Excerpt —
■ ■ ■ ■ ■ ■ ■

SQL Window Functions Cheat Sheet


As software engineers, we're always on the lookout for the best tools and tricks to help us work more efficiently. SQL window functions provide data professionals with a number of really useful and powerful features. Window functions are a part of advanced modern SQL, and knowing them will definitely widen any SQL user's horizons. We've made this SQL Window Functions cheat sheet to help you with that.

Window functions can be employed in almost every part of a business and have a wide range of applications. They're typically used for data analysis and in-depth company intelligence. Thus, understanding SQL window functions is critical in the data world.

The SQL window functions cheat sheet below includes window function syntax, a list of window functions, examples, and much more.




BASIC - SQL Window Functions Cheat Sheet



Window Function Basics

A window function calculates over a set of table rows, and also uses the information within individual rows when required. This is in contrast to the type of calculation that an aggregate function can perform, which only returns a single value for multiple rows.

Unlike conventional aggregate functions, however, using a window function does not result in the rows being aggregated into a single output row; instead, the rows keep their individual identities. Under the hood, the window function can access more than just the current row of the query result.


Why use Window Functions?

The biggest advantage of window functions is that it enables users to work with both aggregate and non-aggregate values simultaneously. This is possible because the rows are not all collapsed together.

Moreover, because of the simplicity of window functions, they help reduce the complexity of your SQL queries, making them easier to maintain in the long run.

They can also help with performance issues by eliminating the need for doing self-join or cross-join which are computationally intensive.


Logical Order of Operations in SQL

Before we begin, it's crucial to remember that window functions rank sixth among SQL operations in terms of their priority.

This is significant because window functions are allowed in SELECT and ORDER BY clauses based on this logical order, but not in FROM, WHERE, GROUP BY, or HAVING clauses.

It's worth noting that if you truly require it in a WHERE or GROUP BY clause, you can use a subquery or a WITH query to get around this restriction.

Following is the logical order:

  1. FROM, JOIN
  2. WHERE
  3. GROUP BY
  4. aggregate functions
  5. HAVING
  6. window functions
  7. SELECT
  8. DISTINCT
  9. UNION/INTERSECT/EXCEPT
  10. ORDER BY
  11. OFFSET
  12. LIMIT/FETCH/TOP

Syntax

The following snippet shows the generic syntax for a window function in the SELECT clause:

window_function ( [ ALL ] expression )

■ ■ ■ ■ ■ ■ ■

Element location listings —
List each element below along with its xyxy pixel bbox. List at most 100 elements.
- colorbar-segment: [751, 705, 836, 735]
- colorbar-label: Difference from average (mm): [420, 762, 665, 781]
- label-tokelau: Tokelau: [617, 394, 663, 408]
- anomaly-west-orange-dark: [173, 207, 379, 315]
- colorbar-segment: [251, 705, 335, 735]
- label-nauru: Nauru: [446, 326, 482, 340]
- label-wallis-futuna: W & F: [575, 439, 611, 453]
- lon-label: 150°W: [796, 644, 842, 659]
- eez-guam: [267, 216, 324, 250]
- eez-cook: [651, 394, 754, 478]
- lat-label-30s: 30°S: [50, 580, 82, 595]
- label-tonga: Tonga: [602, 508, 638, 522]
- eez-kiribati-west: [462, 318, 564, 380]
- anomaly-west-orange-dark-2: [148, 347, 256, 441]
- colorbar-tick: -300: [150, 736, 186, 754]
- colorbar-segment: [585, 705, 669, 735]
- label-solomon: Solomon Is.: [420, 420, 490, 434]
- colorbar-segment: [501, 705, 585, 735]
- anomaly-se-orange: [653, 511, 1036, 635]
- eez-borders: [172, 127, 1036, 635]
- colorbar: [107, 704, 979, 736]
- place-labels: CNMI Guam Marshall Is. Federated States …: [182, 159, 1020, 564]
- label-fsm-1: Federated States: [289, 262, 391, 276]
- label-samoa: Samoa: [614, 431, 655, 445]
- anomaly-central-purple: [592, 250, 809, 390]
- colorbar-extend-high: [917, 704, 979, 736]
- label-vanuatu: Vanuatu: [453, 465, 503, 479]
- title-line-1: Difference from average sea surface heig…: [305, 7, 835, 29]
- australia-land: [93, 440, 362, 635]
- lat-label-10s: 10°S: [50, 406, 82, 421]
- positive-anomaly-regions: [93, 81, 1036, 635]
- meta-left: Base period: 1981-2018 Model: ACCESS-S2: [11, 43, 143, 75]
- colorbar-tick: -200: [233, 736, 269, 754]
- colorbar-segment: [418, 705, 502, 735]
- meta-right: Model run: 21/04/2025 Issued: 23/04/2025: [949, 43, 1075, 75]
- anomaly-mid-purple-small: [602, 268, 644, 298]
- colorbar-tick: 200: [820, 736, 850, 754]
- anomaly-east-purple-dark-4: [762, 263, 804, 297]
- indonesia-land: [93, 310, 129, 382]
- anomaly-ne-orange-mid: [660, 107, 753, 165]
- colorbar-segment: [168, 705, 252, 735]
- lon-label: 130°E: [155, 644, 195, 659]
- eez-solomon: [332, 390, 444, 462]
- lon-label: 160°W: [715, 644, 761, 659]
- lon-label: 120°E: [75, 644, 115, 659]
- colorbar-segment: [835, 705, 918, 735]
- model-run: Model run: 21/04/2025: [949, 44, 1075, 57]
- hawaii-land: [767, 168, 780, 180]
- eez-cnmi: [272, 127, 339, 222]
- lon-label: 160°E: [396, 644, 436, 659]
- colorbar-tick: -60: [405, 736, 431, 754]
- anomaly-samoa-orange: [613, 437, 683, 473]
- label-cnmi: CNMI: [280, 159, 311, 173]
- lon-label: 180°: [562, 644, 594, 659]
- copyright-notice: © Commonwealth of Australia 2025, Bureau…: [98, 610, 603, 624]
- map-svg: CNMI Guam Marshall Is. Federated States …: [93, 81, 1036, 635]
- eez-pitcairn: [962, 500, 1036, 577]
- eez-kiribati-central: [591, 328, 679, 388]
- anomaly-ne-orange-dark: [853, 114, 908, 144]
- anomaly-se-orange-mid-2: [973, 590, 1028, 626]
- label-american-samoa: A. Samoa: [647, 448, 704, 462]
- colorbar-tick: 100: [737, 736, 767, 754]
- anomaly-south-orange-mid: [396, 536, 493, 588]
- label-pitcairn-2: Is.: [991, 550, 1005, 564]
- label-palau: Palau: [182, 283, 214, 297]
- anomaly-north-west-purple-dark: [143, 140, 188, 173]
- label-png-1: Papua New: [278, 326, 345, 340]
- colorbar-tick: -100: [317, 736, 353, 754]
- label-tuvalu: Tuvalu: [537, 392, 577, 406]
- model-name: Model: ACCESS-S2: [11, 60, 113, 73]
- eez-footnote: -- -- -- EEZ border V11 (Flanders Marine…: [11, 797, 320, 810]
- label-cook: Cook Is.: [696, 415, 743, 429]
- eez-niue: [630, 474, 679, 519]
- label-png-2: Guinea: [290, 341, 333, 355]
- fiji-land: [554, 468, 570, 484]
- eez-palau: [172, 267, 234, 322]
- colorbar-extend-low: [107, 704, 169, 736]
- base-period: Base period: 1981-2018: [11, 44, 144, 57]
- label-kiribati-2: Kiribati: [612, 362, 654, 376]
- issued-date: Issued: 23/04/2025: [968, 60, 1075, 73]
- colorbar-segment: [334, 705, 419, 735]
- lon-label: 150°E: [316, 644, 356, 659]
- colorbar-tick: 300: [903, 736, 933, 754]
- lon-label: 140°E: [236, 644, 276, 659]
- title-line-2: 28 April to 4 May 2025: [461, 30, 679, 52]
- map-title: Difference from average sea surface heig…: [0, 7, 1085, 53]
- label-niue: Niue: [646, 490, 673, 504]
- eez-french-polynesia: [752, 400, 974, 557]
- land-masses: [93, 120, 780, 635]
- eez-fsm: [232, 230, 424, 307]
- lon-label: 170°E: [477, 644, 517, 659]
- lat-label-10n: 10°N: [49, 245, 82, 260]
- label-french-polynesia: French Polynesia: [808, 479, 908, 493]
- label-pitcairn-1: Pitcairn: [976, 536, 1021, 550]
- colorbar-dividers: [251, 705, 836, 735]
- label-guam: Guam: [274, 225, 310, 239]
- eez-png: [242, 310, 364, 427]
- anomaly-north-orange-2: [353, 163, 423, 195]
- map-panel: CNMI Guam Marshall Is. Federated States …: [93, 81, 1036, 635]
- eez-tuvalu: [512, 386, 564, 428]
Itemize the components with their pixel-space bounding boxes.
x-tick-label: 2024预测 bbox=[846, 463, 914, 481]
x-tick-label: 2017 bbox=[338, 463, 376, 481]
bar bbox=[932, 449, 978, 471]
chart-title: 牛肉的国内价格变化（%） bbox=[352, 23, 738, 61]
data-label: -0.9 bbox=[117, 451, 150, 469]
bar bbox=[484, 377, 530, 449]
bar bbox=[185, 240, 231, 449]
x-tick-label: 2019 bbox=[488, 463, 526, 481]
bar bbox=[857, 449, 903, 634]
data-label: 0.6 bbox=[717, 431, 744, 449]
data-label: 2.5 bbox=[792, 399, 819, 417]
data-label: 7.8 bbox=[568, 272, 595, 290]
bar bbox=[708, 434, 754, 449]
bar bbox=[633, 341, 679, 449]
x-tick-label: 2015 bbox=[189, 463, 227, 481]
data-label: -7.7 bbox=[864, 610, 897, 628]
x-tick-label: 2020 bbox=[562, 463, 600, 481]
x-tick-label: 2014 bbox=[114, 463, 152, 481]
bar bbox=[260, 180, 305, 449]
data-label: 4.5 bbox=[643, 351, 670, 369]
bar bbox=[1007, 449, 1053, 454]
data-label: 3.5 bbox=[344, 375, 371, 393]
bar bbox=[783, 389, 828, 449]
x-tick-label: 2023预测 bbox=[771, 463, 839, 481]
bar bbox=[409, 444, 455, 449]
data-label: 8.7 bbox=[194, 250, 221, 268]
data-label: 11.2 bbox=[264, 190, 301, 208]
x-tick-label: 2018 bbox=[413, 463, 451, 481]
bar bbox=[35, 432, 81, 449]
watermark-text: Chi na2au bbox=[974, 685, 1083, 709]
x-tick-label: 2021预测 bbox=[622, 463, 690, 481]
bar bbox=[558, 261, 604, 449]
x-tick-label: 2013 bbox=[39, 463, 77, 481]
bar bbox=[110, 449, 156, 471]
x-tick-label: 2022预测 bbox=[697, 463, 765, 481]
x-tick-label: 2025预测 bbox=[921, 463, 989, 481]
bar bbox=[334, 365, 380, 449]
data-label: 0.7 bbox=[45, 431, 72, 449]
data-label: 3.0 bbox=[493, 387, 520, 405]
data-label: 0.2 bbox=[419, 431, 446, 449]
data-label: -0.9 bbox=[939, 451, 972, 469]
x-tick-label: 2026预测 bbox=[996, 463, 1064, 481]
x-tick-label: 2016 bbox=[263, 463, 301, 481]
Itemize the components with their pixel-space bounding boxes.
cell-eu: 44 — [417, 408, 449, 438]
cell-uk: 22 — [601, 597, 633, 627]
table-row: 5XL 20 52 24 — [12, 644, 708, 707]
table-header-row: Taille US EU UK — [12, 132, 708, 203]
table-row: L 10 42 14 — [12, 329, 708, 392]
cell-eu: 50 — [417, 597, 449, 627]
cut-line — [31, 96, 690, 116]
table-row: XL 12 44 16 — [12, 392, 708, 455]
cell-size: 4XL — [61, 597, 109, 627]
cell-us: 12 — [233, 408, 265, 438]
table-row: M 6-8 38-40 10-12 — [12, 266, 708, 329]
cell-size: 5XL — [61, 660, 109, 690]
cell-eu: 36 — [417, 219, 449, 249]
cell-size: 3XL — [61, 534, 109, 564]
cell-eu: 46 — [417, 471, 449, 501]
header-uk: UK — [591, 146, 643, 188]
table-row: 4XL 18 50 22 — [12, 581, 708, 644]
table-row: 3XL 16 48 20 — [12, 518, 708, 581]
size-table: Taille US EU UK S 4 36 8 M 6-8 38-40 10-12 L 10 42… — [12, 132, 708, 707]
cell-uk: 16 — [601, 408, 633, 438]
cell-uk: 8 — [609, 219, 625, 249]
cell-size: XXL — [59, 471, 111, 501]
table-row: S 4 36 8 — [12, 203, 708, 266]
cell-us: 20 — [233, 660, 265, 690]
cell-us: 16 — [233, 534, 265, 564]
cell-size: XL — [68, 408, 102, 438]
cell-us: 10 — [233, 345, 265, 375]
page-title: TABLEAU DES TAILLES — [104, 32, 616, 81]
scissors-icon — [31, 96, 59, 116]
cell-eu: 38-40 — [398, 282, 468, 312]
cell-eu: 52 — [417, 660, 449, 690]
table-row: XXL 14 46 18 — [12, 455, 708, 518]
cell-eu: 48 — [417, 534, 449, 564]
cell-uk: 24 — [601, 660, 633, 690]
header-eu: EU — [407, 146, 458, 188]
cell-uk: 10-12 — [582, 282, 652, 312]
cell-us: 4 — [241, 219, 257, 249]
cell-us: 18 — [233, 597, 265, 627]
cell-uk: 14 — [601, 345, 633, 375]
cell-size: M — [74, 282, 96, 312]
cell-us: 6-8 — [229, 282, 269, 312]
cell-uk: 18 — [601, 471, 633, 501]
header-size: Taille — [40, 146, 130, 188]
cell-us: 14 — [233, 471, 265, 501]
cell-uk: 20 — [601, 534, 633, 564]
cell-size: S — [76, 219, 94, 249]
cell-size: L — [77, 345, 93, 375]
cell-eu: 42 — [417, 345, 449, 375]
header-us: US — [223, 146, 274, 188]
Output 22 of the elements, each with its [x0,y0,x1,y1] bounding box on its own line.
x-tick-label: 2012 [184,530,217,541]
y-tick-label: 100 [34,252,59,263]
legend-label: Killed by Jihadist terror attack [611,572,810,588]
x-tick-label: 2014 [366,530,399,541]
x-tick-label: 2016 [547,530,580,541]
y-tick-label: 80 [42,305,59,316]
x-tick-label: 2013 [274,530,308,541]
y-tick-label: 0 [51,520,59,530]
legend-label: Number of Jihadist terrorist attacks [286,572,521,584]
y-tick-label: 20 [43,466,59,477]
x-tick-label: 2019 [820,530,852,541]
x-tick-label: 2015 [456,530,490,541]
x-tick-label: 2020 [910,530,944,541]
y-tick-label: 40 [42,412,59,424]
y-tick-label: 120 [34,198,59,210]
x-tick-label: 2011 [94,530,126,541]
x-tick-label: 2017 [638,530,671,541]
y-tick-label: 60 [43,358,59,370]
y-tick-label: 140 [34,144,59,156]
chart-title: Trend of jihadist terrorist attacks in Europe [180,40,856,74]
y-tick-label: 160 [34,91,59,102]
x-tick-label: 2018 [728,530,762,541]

■ ■ ■ ■ ■ ■ ■

Directions —
A. According to the SQL window functions cheat sheet, in which clauses are window functions allowed?
B. Reproduce the entries verbatim from their first line through the line containing "- indonesia-land: [93, 310, 129, 382]", including both of those lines.
The SQL window functions cheat sheet and the entries are unrelated.

Results —
A. SELECT and ORDER BY.

B.
List each element below along with its xyxy pixel bbox. List at most 100 elements.
- colorbar-segment: [751, 705, 836, 735]
- colorbar-label: Difference from average (mm): [420, 762, 665, 781]
- label-tokelau: Tokelau: [617, 394, 663, 408]
- anomaly-west-orange-dark: [173, 207, 379, 315]
- colorbar-segment: [251, 705, 335, 735]
- label-nauru: Nauru: [446, 326, 482, 340]
- label-wallis-futuna: W & F: [575, 439, 611, 453]
- lon-label: 150°W: [796, 644, 842, 659]
- eez-guam: [267, 216, 324, 250]
- eez-cook: [651, 394, 754, 478]
- lat-label-30s: 30°S: [50, 580, 82, 595]
- label-tonga: Tonga: [602, 508, 638, 522]
- eez-kiribati-west: [462, 318, 564, 380]
- anomaly-west-orange-dark-2: [148, 347, 256, 441]
- colorbar-tick: -300: [150, 736, 186, 754]
- colorbar-segment: [585, 705, 669, 735]
- label-solomon: Solomon Is.: [420, 420, 490, 434]
- colorbar-segment: [501, 705, 585, 735]
- anomaly-se-orange: [653, 511, 1036, 635]
- eez-borders: [172, 127, 1036, 635]
- colorbar: [107, 704, 979, 736]
- place-labels: CNMI Guam Marshall Is. Federated States …: [182, 159, 1020, 564]
- label-fsm-1: Federated States: [289, 262, 391, 276]
- label-samoa: Samoa: [614, 431, 655, 445]
- anomaly-central-purple: [592, 250, 809, 390]
- colorbar-extend-high: [917, 704, 979, 736]
- label-vanuatu: Vanuatu: [453, 465, 503, 479]
- title-line-1: Difference from average sea surface heig…: [305, 7, 835, 29]
- australia-land: [93, 440, 362, 635]
- lat-label-10s: 10°S: [50, 406, 82, 421]
- positive-anomaly-regions: [93, 81, 1036, 635]
- meta-left: Base period: 1981-2018 Model: ACCESS-S2: [11, 43, 143, 75]
- colorbar-tick: -200: [233, 736, 269, 754]
- colorbar-segment: [418, 705, 502, 735]
- meta-right: Model run: 21/04/2025 Issued: 23/04/2025: [949, 43, 1075, 75]
- anomaly-mid-purple-small: [602, 268, 644, 298]
- colorbar-tick: 200: [820, 736, 850, 754]
- anomaly-east-purple-dark-4: [762, 263, 804, 297]
- indonesia-land: [93, 310, 129, 382]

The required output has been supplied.